**Stated problem**
Copy each line below that contains "this".

**Recorded data**

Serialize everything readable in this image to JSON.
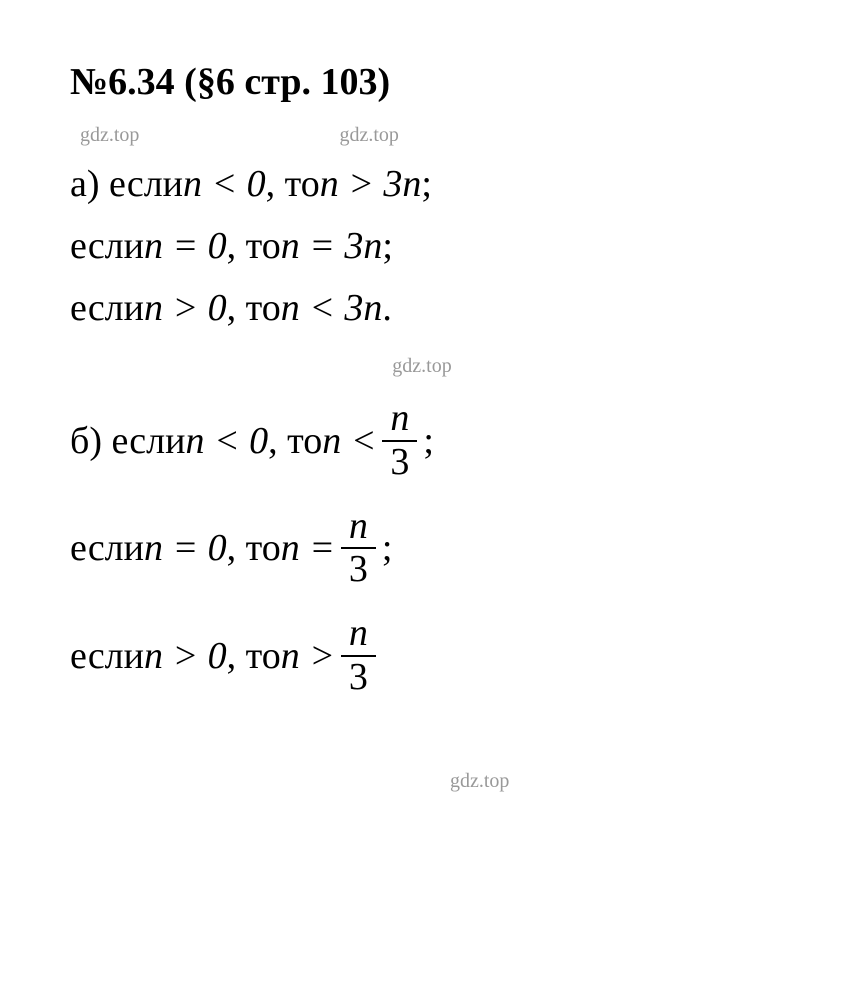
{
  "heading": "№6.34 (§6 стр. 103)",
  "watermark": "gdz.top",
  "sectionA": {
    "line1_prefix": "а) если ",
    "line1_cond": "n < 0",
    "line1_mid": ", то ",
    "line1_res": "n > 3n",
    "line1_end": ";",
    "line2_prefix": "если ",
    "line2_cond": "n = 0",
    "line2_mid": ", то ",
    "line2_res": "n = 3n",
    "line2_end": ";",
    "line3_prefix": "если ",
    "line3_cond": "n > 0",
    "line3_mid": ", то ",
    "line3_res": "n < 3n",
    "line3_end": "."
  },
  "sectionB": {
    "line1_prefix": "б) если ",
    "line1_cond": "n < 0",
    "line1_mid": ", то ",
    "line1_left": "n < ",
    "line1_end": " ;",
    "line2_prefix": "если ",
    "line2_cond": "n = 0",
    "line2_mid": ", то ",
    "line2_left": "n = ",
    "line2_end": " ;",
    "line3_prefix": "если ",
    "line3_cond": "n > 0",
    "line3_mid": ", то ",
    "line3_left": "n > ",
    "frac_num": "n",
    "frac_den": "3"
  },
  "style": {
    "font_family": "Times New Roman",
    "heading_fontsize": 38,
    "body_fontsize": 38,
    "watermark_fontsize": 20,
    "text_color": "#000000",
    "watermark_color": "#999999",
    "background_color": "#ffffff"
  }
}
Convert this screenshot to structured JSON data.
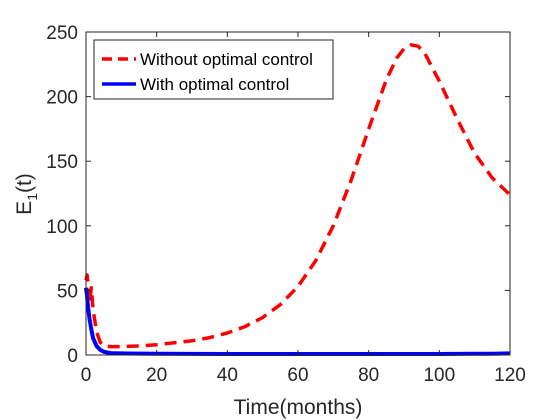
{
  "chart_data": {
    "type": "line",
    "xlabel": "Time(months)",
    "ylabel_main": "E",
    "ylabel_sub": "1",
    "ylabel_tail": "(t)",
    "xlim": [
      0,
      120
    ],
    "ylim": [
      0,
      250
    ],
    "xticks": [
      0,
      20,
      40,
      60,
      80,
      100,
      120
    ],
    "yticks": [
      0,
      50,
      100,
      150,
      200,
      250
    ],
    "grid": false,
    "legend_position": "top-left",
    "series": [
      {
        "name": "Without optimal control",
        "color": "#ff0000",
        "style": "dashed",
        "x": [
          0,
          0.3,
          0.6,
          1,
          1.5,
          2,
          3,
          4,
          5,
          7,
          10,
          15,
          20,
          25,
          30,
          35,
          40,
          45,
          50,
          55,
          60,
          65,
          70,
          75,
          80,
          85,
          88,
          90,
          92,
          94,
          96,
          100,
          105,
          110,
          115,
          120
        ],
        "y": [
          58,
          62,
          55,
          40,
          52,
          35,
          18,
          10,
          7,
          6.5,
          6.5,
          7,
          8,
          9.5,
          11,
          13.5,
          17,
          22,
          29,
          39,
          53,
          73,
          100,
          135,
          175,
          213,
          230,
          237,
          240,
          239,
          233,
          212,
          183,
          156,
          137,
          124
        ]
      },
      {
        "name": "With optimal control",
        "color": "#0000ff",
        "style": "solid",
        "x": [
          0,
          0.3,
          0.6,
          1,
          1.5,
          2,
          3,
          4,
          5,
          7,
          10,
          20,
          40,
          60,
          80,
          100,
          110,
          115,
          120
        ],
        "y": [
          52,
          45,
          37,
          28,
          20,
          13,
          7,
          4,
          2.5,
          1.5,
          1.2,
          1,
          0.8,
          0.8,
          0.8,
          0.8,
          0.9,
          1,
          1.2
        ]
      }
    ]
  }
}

...

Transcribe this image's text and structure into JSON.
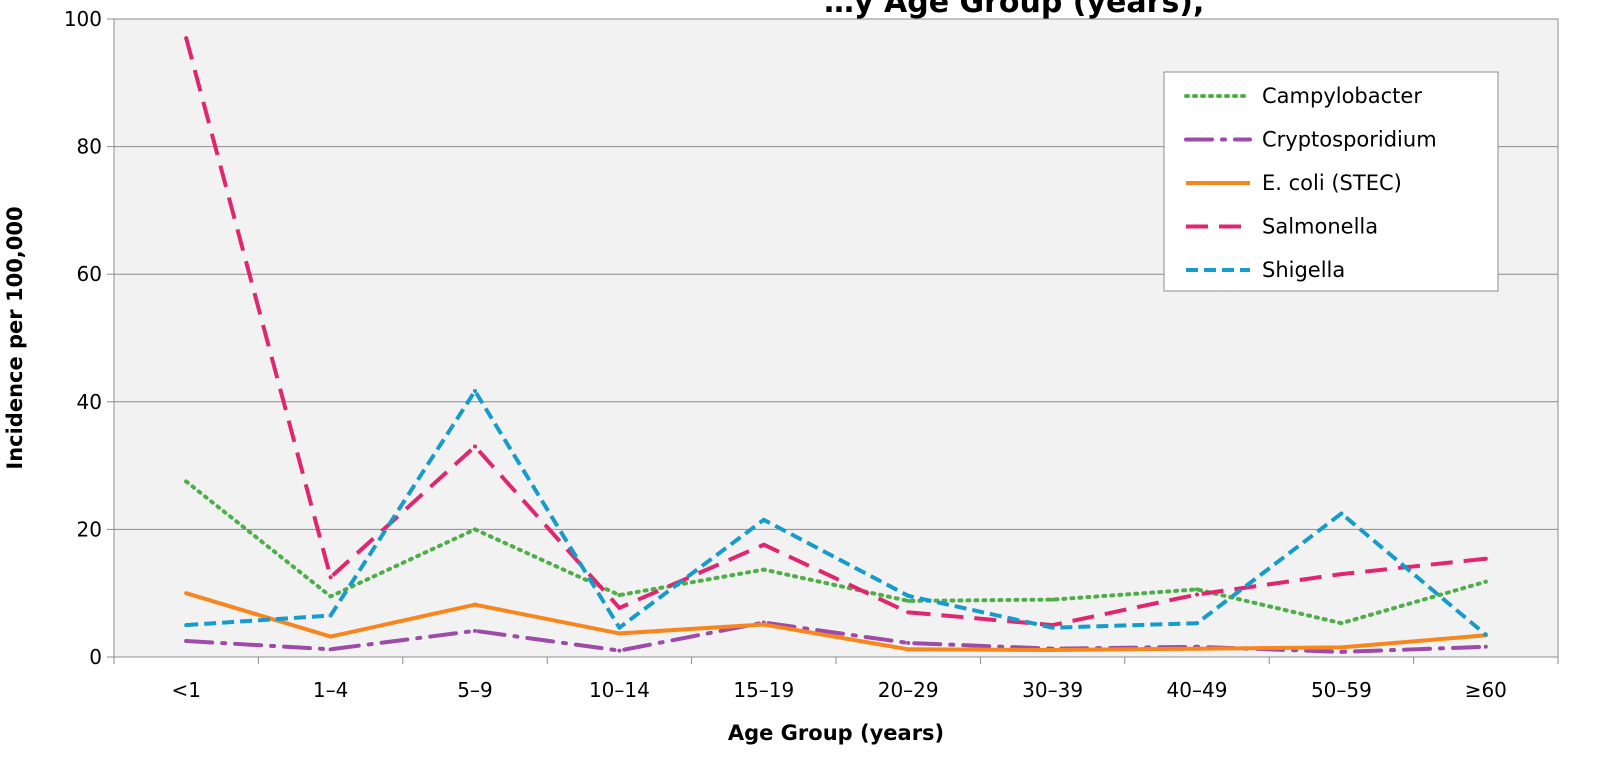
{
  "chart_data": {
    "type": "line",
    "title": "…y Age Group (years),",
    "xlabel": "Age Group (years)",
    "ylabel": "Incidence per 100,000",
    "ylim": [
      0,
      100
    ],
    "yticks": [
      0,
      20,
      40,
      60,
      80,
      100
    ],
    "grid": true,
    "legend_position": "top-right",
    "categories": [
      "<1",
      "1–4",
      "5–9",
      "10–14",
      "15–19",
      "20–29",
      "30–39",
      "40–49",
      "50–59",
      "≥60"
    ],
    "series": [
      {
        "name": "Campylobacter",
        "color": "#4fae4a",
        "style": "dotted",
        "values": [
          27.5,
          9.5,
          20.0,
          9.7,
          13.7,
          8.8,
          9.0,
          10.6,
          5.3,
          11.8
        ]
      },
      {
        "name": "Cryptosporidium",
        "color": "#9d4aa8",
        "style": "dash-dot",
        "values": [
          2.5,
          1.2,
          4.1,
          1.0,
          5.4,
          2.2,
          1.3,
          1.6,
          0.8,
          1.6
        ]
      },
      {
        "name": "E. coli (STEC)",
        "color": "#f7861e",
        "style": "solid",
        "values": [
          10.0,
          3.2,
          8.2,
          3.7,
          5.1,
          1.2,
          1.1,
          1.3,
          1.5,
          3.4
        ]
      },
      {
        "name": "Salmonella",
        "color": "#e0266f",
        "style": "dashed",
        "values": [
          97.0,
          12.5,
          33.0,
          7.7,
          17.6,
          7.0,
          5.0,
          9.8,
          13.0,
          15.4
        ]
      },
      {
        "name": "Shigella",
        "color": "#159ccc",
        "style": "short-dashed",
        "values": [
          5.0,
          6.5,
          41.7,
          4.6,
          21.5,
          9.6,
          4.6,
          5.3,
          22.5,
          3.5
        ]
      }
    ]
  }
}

...

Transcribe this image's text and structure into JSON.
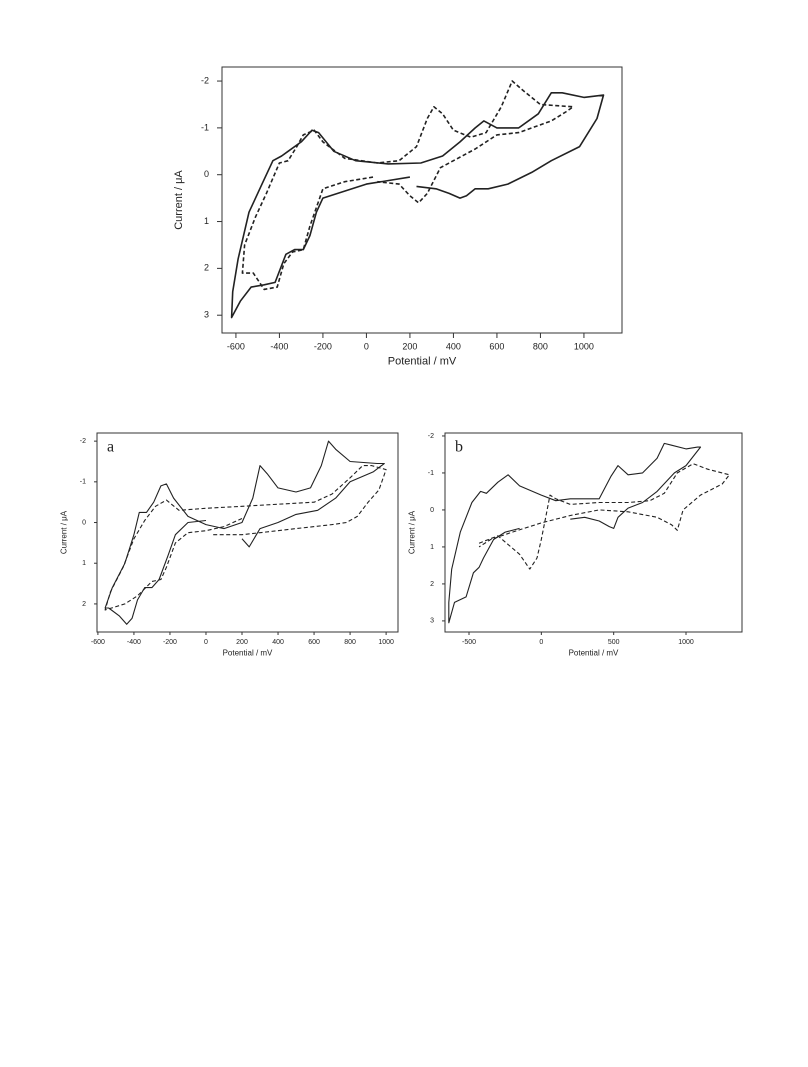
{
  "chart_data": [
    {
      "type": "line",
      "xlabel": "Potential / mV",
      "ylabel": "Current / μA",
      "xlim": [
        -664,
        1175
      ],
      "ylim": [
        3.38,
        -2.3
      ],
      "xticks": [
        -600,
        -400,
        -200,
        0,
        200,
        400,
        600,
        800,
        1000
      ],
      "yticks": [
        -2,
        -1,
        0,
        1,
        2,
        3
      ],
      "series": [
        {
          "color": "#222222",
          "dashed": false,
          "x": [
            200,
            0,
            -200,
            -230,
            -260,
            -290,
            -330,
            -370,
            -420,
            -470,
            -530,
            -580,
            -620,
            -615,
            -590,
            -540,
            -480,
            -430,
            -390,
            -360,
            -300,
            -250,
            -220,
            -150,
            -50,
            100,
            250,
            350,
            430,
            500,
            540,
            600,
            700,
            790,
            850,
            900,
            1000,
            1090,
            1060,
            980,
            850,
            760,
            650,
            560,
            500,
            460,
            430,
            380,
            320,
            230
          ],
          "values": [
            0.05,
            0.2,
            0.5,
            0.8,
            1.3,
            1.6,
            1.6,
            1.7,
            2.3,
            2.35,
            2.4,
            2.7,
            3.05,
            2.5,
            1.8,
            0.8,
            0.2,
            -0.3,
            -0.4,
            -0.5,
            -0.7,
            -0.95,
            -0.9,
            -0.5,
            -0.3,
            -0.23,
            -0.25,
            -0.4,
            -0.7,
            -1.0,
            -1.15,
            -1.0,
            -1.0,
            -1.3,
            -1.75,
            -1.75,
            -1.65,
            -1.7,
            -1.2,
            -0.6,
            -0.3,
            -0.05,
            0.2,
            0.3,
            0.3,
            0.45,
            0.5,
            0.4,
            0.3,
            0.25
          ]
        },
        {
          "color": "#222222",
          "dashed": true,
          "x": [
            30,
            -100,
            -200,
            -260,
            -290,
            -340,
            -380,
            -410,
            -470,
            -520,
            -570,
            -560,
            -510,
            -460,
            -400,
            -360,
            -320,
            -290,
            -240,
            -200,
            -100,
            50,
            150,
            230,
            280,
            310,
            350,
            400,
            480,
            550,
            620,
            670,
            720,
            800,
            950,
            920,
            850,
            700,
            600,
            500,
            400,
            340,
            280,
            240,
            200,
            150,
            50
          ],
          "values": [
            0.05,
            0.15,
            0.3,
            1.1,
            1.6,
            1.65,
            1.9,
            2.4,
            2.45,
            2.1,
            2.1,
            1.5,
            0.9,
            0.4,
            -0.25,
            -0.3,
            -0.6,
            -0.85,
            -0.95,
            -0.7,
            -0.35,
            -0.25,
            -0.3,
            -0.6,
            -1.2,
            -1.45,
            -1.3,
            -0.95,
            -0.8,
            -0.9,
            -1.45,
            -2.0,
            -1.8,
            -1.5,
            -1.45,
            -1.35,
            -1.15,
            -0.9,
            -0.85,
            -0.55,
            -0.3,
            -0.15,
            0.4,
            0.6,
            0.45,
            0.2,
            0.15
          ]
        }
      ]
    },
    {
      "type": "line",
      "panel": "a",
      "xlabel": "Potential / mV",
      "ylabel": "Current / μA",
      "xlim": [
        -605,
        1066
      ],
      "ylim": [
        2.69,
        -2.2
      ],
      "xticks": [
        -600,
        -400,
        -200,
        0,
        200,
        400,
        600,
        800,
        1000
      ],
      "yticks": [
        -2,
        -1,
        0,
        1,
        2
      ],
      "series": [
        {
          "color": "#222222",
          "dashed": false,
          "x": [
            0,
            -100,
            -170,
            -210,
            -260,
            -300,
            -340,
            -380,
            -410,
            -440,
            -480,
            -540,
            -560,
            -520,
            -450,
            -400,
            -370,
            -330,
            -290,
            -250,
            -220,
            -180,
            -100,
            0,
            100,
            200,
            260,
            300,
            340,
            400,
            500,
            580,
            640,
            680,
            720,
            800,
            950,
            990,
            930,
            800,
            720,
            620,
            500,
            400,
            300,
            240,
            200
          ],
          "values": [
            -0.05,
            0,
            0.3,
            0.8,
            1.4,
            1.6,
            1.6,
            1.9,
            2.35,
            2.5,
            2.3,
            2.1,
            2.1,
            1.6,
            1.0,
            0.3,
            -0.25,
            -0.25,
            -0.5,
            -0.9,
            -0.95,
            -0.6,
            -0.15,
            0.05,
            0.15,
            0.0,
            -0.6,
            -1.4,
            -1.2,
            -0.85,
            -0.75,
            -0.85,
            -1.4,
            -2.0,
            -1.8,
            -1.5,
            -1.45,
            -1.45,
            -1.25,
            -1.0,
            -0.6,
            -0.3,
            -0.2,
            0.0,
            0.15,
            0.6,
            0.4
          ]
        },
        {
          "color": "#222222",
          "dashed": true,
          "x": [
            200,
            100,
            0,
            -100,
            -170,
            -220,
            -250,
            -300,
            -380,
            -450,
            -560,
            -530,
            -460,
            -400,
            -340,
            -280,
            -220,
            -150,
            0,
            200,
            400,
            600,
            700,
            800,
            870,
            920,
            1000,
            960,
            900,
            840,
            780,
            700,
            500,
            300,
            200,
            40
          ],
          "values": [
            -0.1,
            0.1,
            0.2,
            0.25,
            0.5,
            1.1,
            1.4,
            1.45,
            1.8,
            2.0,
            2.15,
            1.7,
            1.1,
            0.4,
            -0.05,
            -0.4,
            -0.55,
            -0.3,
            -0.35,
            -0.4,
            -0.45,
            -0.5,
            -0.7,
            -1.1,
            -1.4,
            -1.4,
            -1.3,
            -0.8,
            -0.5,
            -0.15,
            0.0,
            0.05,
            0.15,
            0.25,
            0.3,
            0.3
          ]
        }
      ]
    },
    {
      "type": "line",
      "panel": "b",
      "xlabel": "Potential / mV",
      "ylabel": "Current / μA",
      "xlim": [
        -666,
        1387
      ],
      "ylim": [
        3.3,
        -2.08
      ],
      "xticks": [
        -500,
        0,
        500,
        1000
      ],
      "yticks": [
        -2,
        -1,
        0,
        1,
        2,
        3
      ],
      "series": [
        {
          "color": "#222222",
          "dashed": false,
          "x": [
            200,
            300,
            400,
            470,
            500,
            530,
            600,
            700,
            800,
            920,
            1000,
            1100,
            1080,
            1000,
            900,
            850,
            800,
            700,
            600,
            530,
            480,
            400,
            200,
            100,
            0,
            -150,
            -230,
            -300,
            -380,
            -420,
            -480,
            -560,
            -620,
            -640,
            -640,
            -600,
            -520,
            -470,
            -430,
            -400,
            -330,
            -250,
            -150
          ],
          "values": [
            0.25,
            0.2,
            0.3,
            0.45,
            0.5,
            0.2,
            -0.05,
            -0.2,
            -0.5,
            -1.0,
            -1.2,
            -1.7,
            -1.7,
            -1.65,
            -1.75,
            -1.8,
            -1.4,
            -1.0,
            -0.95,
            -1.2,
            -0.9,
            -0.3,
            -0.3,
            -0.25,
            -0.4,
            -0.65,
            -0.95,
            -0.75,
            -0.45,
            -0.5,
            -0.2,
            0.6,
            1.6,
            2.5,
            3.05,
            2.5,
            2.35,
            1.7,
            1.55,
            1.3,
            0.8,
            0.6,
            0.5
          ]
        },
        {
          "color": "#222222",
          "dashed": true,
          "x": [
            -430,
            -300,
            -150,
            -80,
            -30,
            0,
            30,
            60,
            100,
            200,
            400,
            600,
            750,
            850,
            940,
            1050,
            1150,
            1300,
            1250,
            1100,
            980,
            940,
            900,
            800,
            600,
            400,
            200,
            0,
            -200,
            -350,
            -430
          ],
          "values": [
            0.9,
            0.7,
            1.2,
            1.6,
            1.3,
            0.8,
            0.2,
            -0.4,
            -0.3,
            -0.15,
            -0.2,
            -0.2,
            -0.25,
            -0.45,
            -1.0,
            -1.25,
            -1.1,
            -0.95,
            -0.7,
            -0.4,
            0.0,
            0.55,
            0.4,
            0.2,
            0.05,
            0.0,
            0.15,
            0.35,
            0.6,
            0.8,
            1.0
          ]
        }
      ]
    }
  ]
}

**Task output**
Serialize everything readable in this image to JSON.
Convert this screenshot to structured JSON data.
Transcribe this image's text and structure into JSON.
Transcribe this image's text and structure into JSON.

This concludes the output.